:: PROVIDED ENTRIES ::

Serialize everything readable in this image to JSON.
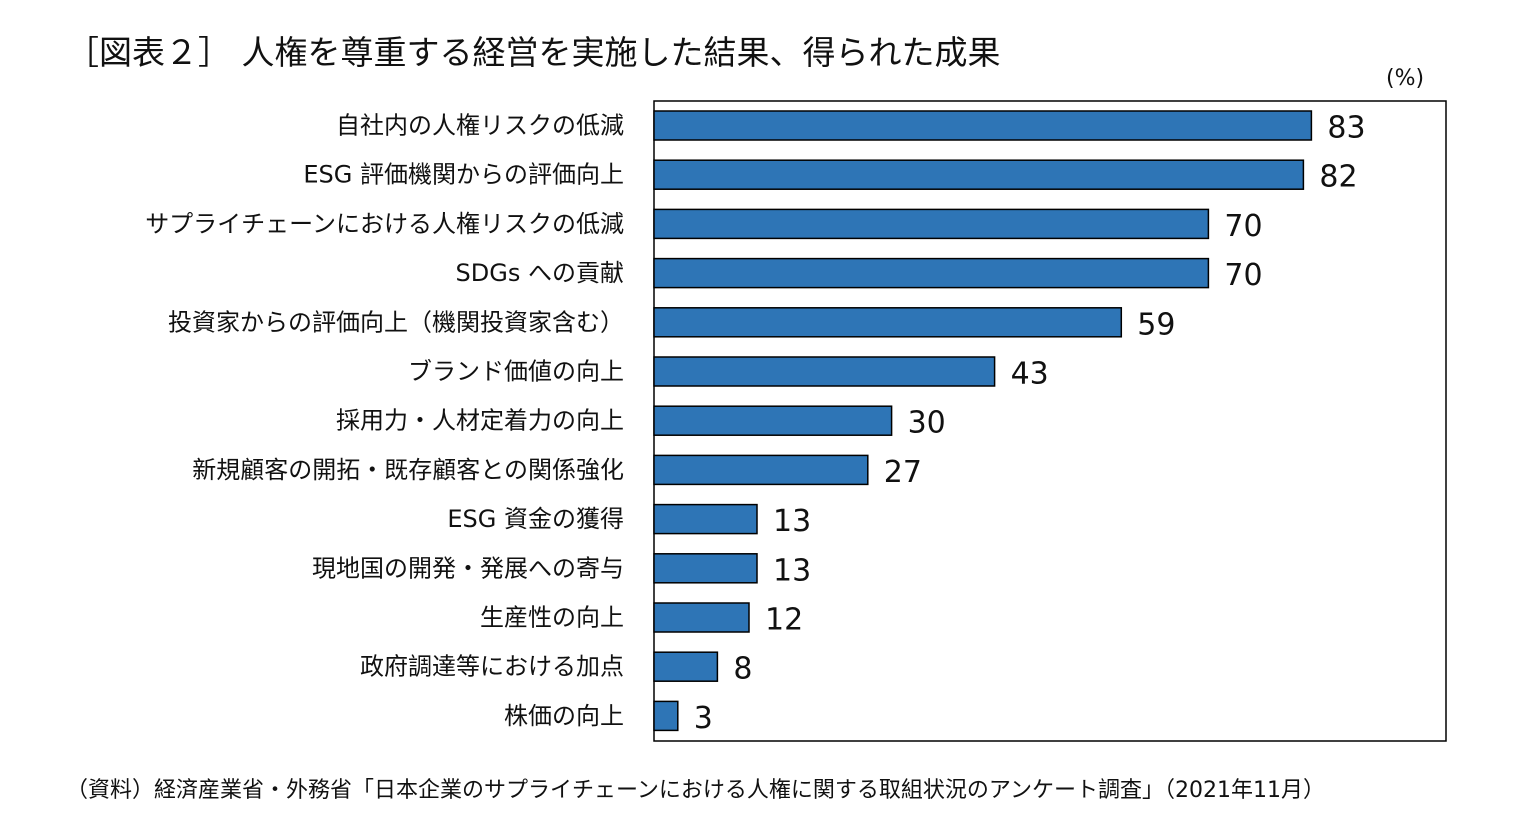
{
  "chart_data": {
    "type": "bar",
    "orientation": "horizontal",
    "title": "［図表２］ 人権を尊重する経営を実施した結果、得られた成果",
    "unit": "(%)",
    "source": "（資料）経済産業省・外務省「日本企業のサプライチェーンにおける人権に関する取組状況のアンケート調査」（2021年11月）",
    "categories": [
      "自社内の人権リスクの低減",
      "ESG 評価機関からの評価向上",
      "サプライチェーンにおける人権リスクの低減",
      "SDGs への貢献",
      "投資家からの評価向上（機関投資家含む）",
      "ブランド価値の向上",
      "採用力・人材定着力の向上",
      "新規顧客の開拓・既存顧客との関係強化",
      "ESG 資金の獲得",
      "現地国の開発・発展への寄与",
      "生産性の向上",
      "政府調達等における加点",
      "株価の向上"
    ],
    "values": [
      83,
      82,
      70,
      70,
      59,
      43,
      30,
      27,
      13,
      13,
      12,
      8,
      3
    ],
    "xlim": [
      0,
      100
    ],
    "bar_color": "#2e75b6",
    "bar_edge_color": "#000000",
    "data_labels": true,
    "grid": false,
    "legend": "none"
  }
}
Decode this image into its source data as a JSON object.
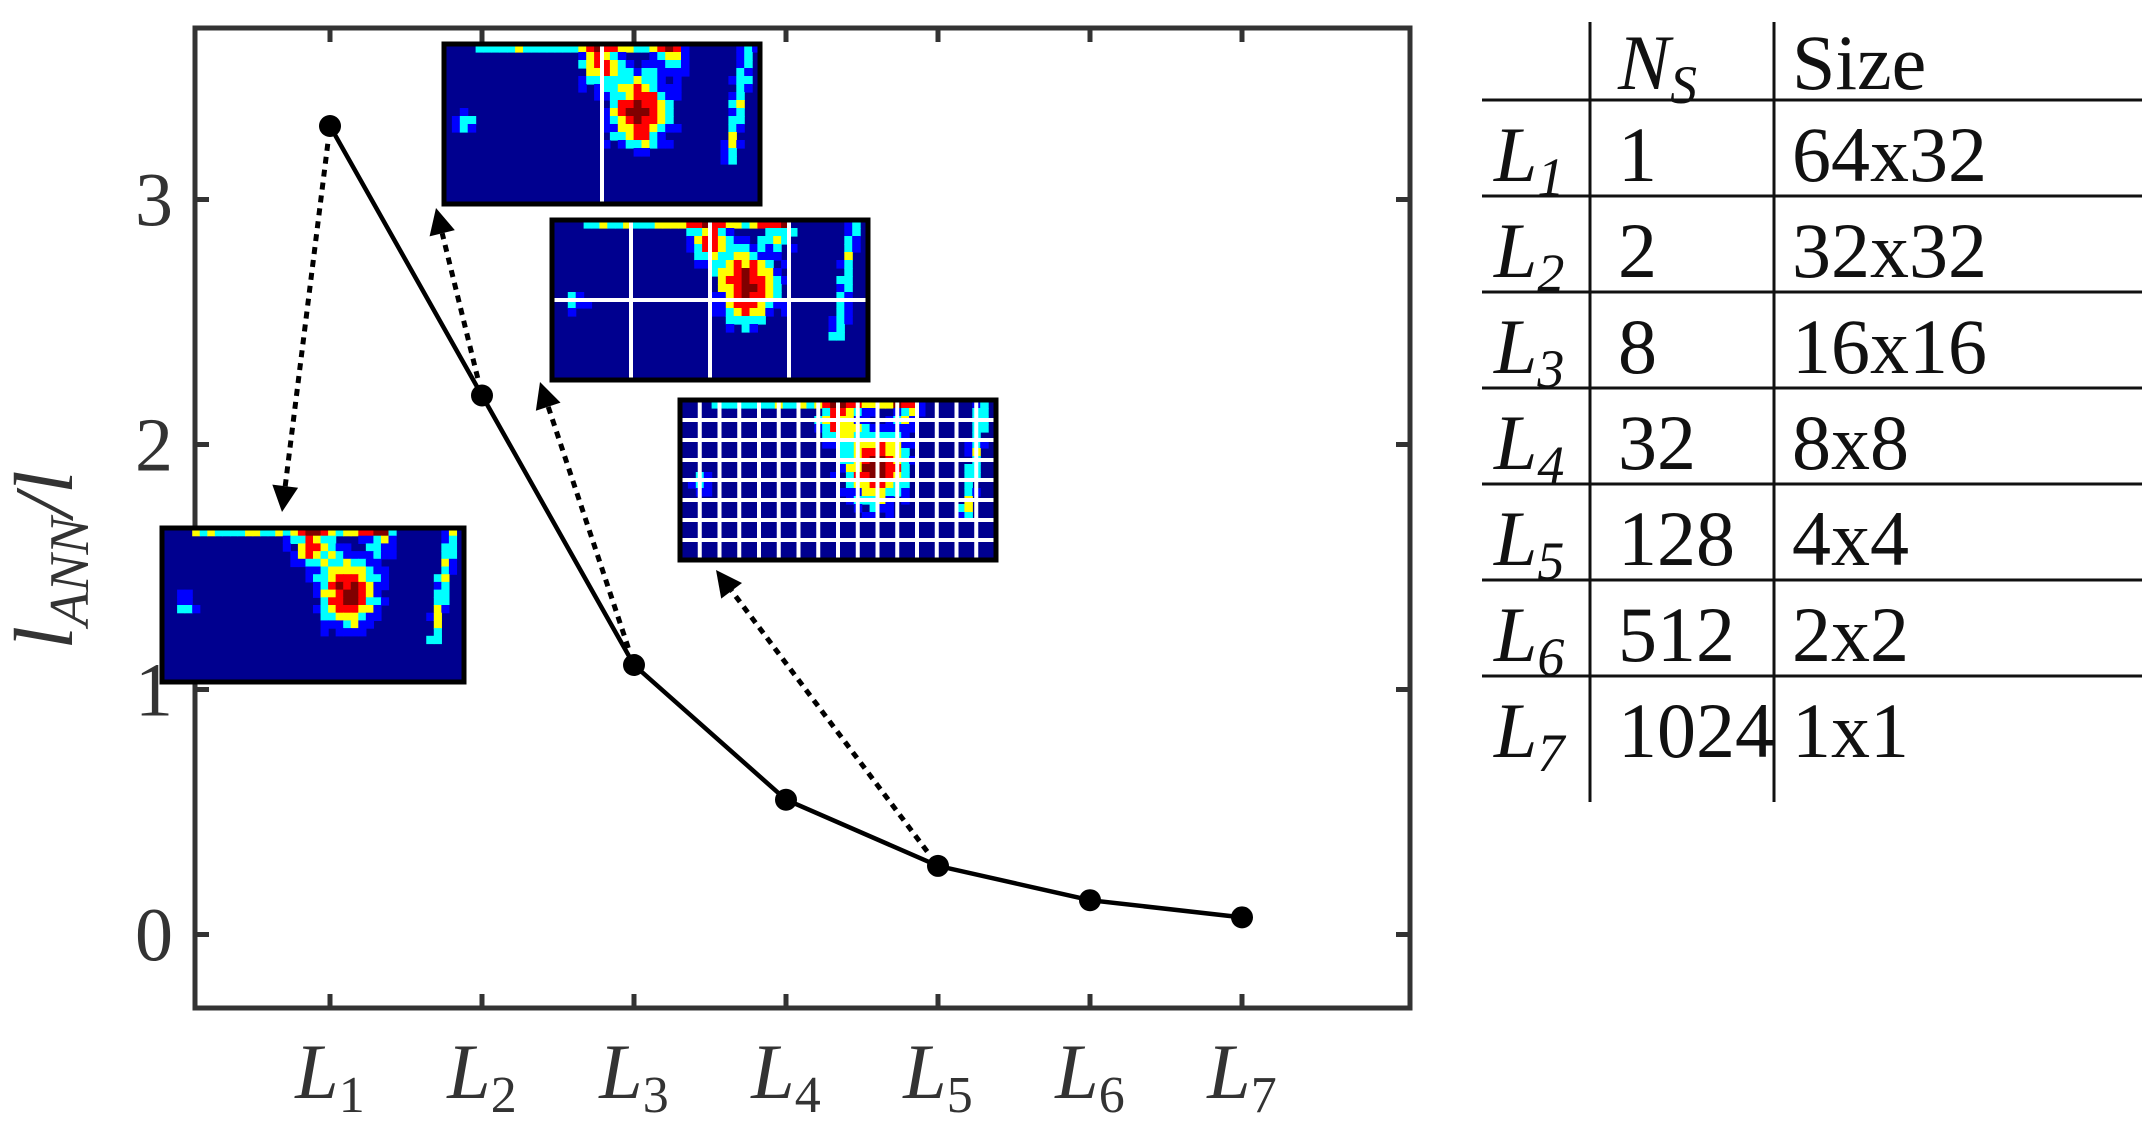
{
  "chart_data": {
    "type": "line",
    "categories": [
      "L1",
      "L2",
      "L3",
      "L4",
      "L5",
      "L6",
      "L7"
    ],
    "tick_labels": [
      {
        "base": "L",
        "sub": "1"
      },
      {
        "base": "L",
        "sub": "2"
      },
      {
        "base": "L",
        "sub": "3"
      },
      {
        "base": "L",
        "sub": "4"
      },
      {
        "base": "L",
        "sub": "5"
      },
      {
        "base": "L",
        "sub": "6"
      },
      {
        "base": "L",
        "sub": "7"
      }
    ],
    "values": [
      3.3,
      2.2,
      1.1,
      0.55,
      0.28,
      0.14,
      0.07
    ],
    "ylabel": {
      "base": "l",
      "sub": "ANN",
      "suffix": "/l"
    },
    "xlabel": "",
    "ylim": [
      -0.3,
      3.7
    ],
    "yticks": [
      "0",
      "1",
      "2",
      "3"
    ],
    "grid": false,
    "legend": "none",
    "line_color": "#000000",
    "insets": [
      {
        "from": "L1",
        "grid_cols": 1,
        "grid_rows": 1
      },
      {
        "from": "L2",
        "grid_cols": 2,
        "grid_rows": 1
      },
      {
        "from": "L3",
        "grid_cols": 4,
        "grid_rows": 2
      },
      {
        "from": "L5",
        "grid_cols": 16,
        "grid_rows": 8
      }
    ],
    "colormap": [
      "#00008f",
      "#0000ff",
      "#00ffff",
      "#ffff00",
      "#ff0000",
      "#800000"
    ]
  },
  "table": {
    "headers": [
      {
        "base": "",
        "sub": ""
      },
      {
        "base": "N",
        "sub": "S"
      },
      {
        "base": "Size",
        "sub": ""
      }
    ],
    "rows": [
      {
        "level": "L",
        "level_sub": "1",
        "ns": "1",
        "size": "64x32"
      },
      {
        "level": "L",
        "level_sub": "2",
        "ns": "2",
        "size": "32x32"
      },
      {
        "level": "L",
        "level_sub": "3",
        "ns": "8",
        "size": "16x16"
      },
      {
        "level": "L",
        "level_sub": "4",
        "ns": "32",
        "size": "8x8"
      },
      {
        "level": "L",
        "level_sub": "5",
        "ns": "128",
        "size": "4x4"
      },
      {
        "level": "L",
        "level_sub": "6",
        "ns": "512",
        "size": "2x2"
      },
      {
        "level": "L",
        "level_sub": "7",
        "ns": "1024",
        "size": "1x1"
      }
    ]
  }
}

:::

Your task is to repeat the data above exactly while excluding the pictures.

RESULT FOR THIS TASK:
Serialize everything readable in this image to JSON.
{
  "chart_data": {
    "type": "bar",
    "orientation": "horizontal",
    "title": "［図表２］ 人権を尊重する経営を実施した結果、得られた成果",
    "unit": "(%)",
    "source": "（資料）経済産業省・外務省「日本企業のサプライチェーンにおける人権に関する取組状況のアンケート調査」（2021年11月）",
    "categories": [
      "自社内の人権リスクの低減",
      "ESG 評価機関からの評価向上",
      "サプライチェーンにおける人権リスクの低減",
      "SDGs への貢献",
      "投資家からの評価向上（機関投資家含む）",
      "ブランド価値の向上",
      "採用力・人材定着力の向上",
      "新規顧客の開拓・既存顧客との関係強化",
      "ESG 資金の獲得",
      "現地国の開発・発展への寄与",
      "生産性の向上",
      "政府調達等における加点",
      "株価の向上"
    ],
    "values": [
      83,
      82,
      70,
      70,
      59,
      43,
      30,
      27,
      13,
      13,
      12,
      8,
      3
    ],
    "xlim": [
      0,
      100
    ],
    "bar_color": "#2e75b6",
    "bar_edge_color": "#000000",
    "data_labels": true,
    "grid": false,
    "legend": "none"
  }
}
Decode this image into its source data as a JSON object.
{
  "chart_data": {
    "type": "line",
    "categories": [
      "L1",
      "L2",
      "L3",
      "L4",
      "L5",
      "L6",
      "L7"
    ],
    "tick_labels": [
      {
        "base": "L",
        "sub": "1"
      },
      {
        "base": "L",
        "sub": "2"
      },
      {
        "base": "L",
        "sub": "3"
      },
      {
        "base": "L",
        "sub": "4"
      },
      {
        "base": "L",
        "sub": "5"
      },
      {
        "base": "L",
        "sub": "6"
      },
      {
        "base": "L",
        "sub": "7"
      }
    ],
    "values": [
      3.3,
      2.2,
      1.1,
      0.55,
      0.28,
      0.14,
      0.07
    ],
    "ylabel": {
      "base": "l",
      "sub": "ANN",
      "suffix": "/l"
    },
    "xlabel": "",
    "ylim": [
      -0.3,
      3.7
    ],
    "yticks": [
      "0",
      "1",
      "2",
      "3"
    ],
    "grid": false,
    "legend": "none",
    "line_color": "#000000",
    "insets": [
      {
        "from": "L1",
        "grid_cols": 1,
        "grid_rows": 1
      },
      {
        "from": "L2",
        "grid_cols": 2,
        "grid_rows": 1
      },
      {
        "from": "L3",
        "grid_cols": 4,
        "grid_rows": 2
      },
      {
        "from": "L5",
        "grid_cols": 16,
        "grid_rows": 8
      }
    ],
    "colormap": [
      "#00008f",
      "#0000ff",
      "#00ffff",
      "#ffff00",
      "#ff0000",
      "#800000"
    ]
  },
  "table": {
    "headers": [
      {
        "base": "",
        "sub": ""
      },
      {
        "base": "N",
        "sub": "S"
      },
      {
        "base": "Size",
        "sub": ""
      }
    ],
    "rows": [
      {
        "level": "L",
        "level_sub": "1",
        "ns": "1",
        "size": "64x32"
      },
      {
        "level": "L",
        "level_sub": "2",
        "ns": "2",
        "size": "32x32"
      },
      {
        "level": "L",
        "level_sub": "3",
        "ns": "8",
        "size": "16x16"
      },
      {
        "level": "L",
        "level_sub": "4",
        "ns": "32",
        "size": "8x8"
      },
      {
        "level": "L",
        "level_sub": "5",
        "ns": "128",
        "size": "4x4"
      },
      {
        "level": "L",
        "level_sub": "6",
        "ns": "512",
        "size": "2x2"
      },
      {
        "level": "L",
        "level_sub": "7",
        "ns": "1024",
        "size": "1x1"
      }
    ]
  }
}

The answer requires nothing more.